# START OF Data supplied

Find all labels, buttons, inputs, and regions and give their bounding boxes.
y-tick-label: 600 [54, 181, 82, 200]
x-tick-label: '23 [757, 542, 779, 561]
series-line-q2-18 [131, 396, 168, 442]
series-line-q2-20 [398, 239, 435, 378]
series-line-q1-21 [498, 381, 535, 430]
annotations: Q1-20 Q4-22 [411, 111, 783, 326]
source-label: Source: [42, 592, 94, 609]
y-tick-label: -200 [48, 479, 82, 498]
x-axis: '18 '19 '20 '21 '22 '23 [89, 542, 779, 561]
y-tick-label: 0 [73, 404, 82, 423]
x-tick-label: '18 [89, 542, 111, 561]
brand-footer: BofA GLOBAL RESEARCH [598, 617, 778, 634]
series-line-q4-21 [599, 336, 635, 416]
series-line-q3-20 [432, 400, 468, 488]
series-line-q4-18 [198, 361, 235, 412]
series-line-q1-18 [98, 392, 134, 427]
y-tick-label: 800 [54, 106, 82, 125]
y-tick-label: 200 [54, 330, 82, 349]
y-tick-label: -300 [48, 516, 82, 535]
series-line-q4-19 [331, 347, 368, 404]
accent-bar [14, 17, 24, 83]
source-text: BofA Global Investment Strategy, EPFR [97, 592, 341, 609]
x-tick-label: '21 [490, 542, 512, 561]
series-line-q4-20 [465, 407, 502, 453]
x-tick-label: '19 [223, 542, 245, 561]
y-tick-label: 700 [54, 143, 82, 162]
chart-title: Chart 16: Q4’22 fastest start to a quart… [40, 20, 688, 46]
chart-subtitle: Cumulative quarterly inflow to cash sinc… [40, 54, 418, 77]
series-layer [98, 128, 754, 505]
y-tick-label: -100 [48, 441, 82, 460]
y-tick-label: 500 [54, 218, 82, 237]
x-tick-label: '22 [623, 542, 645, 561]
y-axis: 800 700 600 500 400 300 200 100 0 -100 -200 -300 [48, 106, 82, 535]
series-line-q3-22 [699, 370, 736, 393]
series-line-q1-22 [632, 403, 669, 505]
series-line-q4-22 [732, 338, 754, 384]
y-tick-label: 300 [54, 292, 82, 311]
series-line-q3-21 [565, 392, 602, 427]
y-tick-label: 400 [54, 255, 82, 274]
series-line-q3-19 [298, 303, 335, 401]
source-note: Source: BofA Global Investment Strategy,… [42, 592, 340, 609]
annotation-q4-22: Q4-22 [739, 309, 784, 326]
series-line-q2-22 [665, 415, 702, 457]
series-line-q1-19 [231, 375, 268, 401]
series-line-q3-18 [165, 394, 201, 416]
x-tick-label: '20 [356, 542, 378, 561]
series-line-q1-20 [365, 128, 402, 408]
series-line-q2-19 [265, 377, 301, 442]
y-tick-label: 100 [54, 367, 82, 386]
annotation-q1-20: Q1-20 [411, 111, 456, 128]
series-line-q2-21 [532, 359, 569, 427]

# END OF Data supplied

_Prompt_.
Copy the listing above line for line, with no changes.

_Solution for this exercise_.
Find all labels, buttons, inputs, and regions and give their bounding boxes.
y-tick-label: 600 [54, 181, 82, 200]
x-tick-label: '23 [757, 542, 779, 561]
series-line-q2-18 [131, 396, 168, 442]
series-line-q2-20 [398, 239, 435, 378]
series-line-q1-21 [498, 381, 535, 430]
annotations: Q1-20 Q4-22 [411, 111, 783, 326]
source-label: Source: [42, 592, 94, 609]
y-tick-label: -200 [48, 479, 82, 498]
x-axis: '18 '19 '20 '21 '22 '23 [89, 542, 779, 561]
y-tick-label: 0 [73, 404, 82, 423]
x-tick-label: '18 [89, 542, 111, 561]
brand-footer: BofA GLOBAL RESEARCH [598, 617, 778, 634]
series-line-q4-21 [599, 336, 635, 416]
series-line-q3-20 [432, 400, 468, 488]
series-line-q4-18 [198, 361, 235, 412]
series-line-q1-18 [98, 392, 134, 427]
y-tick-label: 800 [54, 106, 82, 125]
y-tick-label: 200 [54, 330, 82, 349]
y-tick-label: -300 [48, 516, 82, 535]
series-line-q4-19 [331, 347, 368, 404]
accent-bar [14, 17, 24, 83]
source-text: BofA Global Investment Strategy, EPFR [97, 592, 341, 609]
x-tick-label: '21 [490, 542, 512, 561]
series-line-q4-20 [465, 407, 502, 453]
x-tick-label: '19 [223, 542, 245, 561]
y-tick-label: 700 [54, 143, 82, 162]
chart-title: Chart 16: Q4’22 fastest start to a quart… [40, 20, 688, 46]
chart-subtitle: Cumulative quarterly inflow to cash sinc… [40, 54, 418, 77]
series-layer [98, 128, 754, 505]
y-tick-label: -100 [48, 441, 82, 460]
y-tick-label: 500 [54, 218, 82, 237]
x-tick-label: '22 [623, 542, 645, 561]
y-axis: 800 700 600 500 400 300 200 100 0 -100 -200 -300 [48, 106, 82, 535]
series-line-q3-22 [699, 370, 736, 393]
series-line-q1-22 [632, 403, 669, 505]
series-line-q4-22 [732, 338, 754, 384]
y-tick-label: 300 [54, 292, 82, 311]
series-line-q3-21 [565, 392, 602, 427]
y-tick-label: 400 [54, 255, 82, 274]
series-line-q3-19 [298, 303, 335, 401]
source-note: Source: BofA Global Investment Strategy,… [42, 592, 340, 609]
annotation-q4-22: Q4-22 [739, 309, 784, 326]
series-line-q2-22 [665, 415, 702, 457]
series-line-q1-19 [231, 375, 268, 401]
series-line-q3-18 [165, 394, 201, 416]
x-tick-label: '20 [356, 542, 378, 561]
series-line-q1-20 [365, 128, 402, 408]
series-line-q2-19 [265, 377, 301, 442]
y-tick-label: 100 [54, 367, 82, 386]
annotation-q1-20: Q1-20 [411, 111, 456, 128]
series-line-q2-21 [532, 359, 569, 427]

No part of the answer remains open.